| Required actions |
A – According to the text on credit scores and mortgages, what minimum credit score do many conventional loans require?
B – Resume the text on credit scores and mortgages, starting after its final sentence.

**** Provided text ****

There are many factors that lenders use to assess your application for a mortgage. Understanding these criteria can help you prepare for your application and get you better results. Your credit score is one significant aspect lenders assess when you apply for a home loan
Whether you’re a seasoned property investor or a first-time homebuyer, understanding the connection between credit scores and home loans can make your application stronger and even save you money.
What is a Credit Score?
A credit score is a number that represents a potential borrower’s creditworthiness. It typically ranges from a low of 300 to a high of 850. Higher scores indicate a more favorable credit history, suggesting lower risk to lenders.
Your credit score is based on various components, including your on-time payment history, total amounts owed, length of credit history, types of credit, and recent credit inquiries.
Why a Credit Score Matters to Lenders
Credit scores provide a snapshot of your financial reliability. They showcase how well (or not) you’ve managed past credit responsibilities. Lenders use credit scores to evaluate the risk associated with lending money or extending credit to an individual.
A strong credit score indicates a history of responsible financial behavior, assuring lenders that the borrower is more likely to repay the loan on time and potentially leading to more favorable loan terms.
A lower score may suggest potential payment issues. Often, low credit scores can make lenders hesitant to approve the loan. If the lender does approve the loan, it may offer less favorable loan terms to offset the additional risk of a less financially secure applicant.
What Credit Score Do You Need for a Good Mortgage Rate?
Generally, the higher your credit score, the better the mortgage rate and loan terms you can secure. While the specifics may vary between lenders, here’s a general breakdown:
- Excellent (800 or higher): Individuals in this range can typically expect the best available mortgage rates.
- Very Good (740-799): Still excellent, likely to secure favorable rates.
- Good (670-739): While not the best rates, rates are still competitive.
- Fair (580-669): Rates might be higher, and terms less favorable.
- Poor (579 or lower): Qualifying may be challenging, and rates will be significantly higher.
Different types of mortgages might have varying credit score requirements. For example, while many conventional loans require a score of at least 620, Federal Housing Administration (FHA) loans might approve borrowers with scores as low as 500 with certain conditions.
On the other hand, jumbo loans, which are larger loans for amounts higher than most mortgage providers offer will often require higher scores, ideally between 680 and 700.

**** Dataset rows ****

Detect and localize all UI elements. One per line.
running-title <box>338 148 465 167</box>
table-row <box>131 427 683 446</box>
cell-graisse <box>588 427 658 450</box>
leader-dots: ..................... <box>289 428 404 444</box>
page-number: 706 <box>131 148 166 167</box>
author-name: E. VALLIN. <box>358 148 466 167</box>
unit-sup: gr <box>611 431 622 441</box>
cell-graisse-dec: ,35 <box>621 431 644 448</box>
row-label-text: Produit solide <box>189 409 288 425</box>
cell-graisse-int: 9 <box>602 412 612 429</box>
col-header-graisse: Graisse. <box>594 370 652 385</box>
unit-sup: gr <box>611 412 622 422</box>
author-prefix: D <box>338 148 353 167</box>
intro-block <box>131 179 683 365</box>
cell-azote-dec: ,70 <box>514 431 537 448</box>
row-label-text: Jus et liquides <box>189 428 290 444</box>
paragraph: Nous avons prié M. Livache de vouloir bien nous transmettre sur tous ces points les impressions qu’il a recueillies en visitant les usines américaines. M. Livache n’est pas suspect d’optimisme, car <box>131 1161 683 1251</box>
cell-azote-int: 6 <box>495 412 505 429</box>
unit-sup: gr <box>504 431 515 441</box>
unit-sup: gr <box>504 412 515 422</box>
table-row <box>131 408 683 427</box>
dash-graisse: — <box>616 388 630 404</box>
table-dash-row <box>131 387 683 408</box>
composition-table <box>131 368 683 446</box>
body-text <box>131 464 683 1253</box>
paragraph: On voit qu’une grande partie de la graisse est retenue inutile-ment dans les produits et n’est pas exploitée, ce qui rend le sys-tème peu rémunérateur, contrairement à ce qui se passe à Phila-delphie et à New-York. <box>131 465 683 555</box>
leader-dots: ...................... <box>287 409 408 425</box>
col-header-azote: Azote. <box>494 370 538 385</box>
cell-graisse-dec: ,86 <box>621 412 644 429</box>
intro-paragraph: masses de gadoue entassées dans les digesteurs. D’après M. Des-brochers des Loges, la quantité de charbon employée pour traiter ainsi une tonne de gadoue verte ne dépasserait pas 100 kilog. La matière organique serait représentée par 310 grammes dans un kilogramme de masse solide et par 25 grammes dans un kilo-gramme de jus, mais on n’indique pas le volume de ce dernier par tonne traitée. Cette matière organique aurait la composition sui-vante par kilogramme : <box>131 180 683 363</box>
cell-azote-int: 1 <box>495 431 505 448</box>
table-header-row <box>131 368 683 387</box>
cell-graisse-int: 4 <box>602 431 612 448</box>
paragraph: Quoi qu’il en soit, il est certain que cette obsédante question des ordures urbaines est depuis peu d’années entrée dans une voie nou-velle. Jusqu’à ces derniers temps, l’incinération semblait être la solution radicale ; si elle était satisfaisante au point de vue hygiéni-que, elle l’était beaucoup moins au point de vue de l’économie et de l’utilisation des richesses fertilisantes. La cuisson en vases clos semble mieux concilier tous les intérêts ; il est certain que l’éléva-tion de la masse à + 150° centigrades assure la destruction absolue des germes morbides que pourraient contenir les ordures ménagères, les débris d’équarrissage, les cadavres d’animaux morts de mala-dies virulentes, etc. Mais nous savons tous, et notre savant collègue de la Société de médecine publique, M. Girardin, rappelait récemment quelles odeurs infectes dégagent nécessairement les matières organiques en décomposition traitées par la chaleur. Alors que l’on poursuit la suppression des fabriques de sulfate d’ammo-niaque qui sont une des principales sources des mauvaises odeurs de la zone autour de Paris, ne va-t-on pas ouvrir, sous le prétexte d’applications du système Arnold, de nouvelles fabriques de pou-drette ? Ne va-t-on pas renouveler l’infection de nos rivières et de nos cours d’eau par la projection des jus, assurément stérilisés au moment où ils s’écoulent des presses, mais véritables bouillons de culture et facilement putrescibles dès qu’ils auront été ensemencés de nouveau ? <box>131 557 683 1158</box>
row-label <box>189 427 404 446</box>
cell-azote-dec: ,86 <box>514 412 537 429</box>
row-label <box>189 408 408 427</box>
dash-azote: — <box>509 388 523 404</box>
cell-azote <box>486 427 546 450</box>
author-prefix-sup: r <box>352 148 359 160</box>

****

| Answers provided |
A – At least 620.

B –
Options if You Have a Low Credit Score
A less-than-stellar credit score isn’t necessarily the end of your homeownership dreams. If you’re facing credit challenges, you may consider these alternatives.
Consider an FHA Loan
Government-backed FHA loans may offer a silver lining to those with lower credit scores. While traditional lenders might shy away from credit-challenged borrowers, the FHA provides an endorsement, making it easier to secure a mortgage.
Save for a Larger Down Payment
Sometimes, a substantial down payment can be your strongest negotiation tool. By investing a significant amount upfront, you demonstrate commitment and reduce the lender’s risk. This approach might not only secure loan approval but could also lead to more favorable terms, potentially counteracting the impact of a low credit score.
How to Improve Your Credit Score
Improving your credit score takes time, but following a few strategic steps can help you make a measurable impact. By understanding the key factors that influence your score, you can adopt habits that will give it a boost, eventually leading to more favorable mortgage loan terms.
Regularly Review Your Credit Report
It’s more common than you might think for mistakes to occur on your credit report. By reviewing your report and addressing discrepancies right away, you can make sure your credit score reflects your actual financial behavior. Commit to regularly pulling and carefully reviewing your credit reports from the three major credit agencies – Experian, Equifax, and TransUnion.
Strategically Manage Your Credit Card Balances
Your credit utilization rate is a key factor that impacts your credit score. This is the amount of credit you’re using compared to your credit limit. Generally, lenders prefer borrowers who keep their ratio below 30%. For example, if your credit limit is $10,000, try to keep your balance below $3,000.
Ensure Consistent, Timely Bill Payments
Your payment history is a significant component of your credit score. By ensuring all bills are paid on time, you can build a reputation of financial reliability. Consider setting up automatic payments to avoid inadvertently making late payments.
Maintain Older Credit Lines
While it might seem wise to close out old or unused credit cards, doing so can increase your credit utilization ratio. Instead, keep them open and use them occasionally to keep the account active.
Limit New Credit Inquiries
When you apply for credit, the lender makes a hard inquiry, which can cause your score to temporarily dip. To avoid a negative impact when shopping for mortgage rates, plan to do all of your inquiries within a short period of time, ideally 14 days. Multiple inquiries within this time period will count as one hard inquiry for credit-scoring purposes.
Also, avoid taking out additional credit while you’re in the process of applying for a mortgage. This includes actions such as opening new credit cards, financing a furniture purchase, or buying a vehicle.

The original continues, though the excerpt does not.